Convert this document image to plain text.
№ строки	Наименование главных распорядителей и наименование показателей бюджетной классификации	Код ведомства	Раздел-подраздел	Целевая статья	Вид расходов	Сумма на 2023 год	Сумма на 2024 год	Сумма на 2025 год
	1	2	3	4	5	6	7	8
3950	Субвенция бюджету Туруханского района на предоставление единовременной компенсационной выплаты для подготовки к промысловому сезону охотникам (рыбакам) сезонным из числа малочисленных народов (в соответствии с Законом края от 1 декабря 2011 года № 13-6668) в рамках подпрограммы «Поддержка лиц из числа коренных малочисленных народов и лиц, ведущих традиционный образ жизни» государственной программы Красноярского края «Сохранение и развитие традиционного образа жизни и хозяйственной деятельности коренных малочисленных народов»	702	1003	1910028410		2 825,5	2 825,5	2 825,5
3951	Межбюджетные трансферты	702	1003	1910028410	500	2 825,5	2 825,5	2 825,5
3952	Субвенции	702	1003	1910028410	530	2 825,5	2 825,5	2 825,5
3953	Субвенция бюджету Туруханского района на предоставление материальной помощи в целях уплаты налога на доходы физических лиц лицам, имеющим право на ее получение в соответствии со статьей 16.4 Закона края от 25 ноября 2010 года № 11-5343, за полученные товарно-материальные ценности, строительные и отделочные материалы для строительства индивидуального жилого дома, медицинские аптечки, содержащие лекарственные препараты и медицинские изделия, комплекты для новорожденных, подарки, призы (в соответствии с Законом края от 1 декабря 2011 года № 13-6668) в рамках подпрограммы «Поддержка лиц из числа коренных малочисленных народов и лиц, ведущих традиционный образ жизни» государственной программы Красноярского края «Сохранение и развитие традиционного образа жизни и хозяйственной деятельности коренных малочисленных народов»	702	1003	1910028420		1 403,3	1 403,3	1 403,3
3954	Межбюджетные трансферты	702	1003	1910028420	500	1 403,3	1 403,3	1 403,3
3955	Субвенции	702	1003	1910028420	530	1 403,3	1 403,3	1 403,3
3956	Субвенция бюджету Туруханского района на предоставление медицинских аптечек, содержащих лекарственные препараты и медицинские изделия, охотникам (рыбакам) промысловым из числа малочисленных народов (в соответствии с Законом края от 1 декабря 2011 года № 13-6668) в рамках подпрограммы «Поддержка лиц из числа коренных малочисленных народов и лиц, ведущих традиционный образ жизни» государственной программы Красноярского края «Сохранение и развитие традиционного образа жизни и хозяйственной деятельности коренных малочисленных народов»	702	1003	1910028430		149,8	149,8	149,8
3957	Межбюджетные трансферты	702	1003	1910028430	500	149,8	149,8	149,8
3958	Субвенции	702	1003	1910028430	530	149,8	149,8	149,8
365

Required task — What is the number of lines in this listing that contain the word "Межбюджетные"? Answer with that number and nothing else.

Result for this task — 3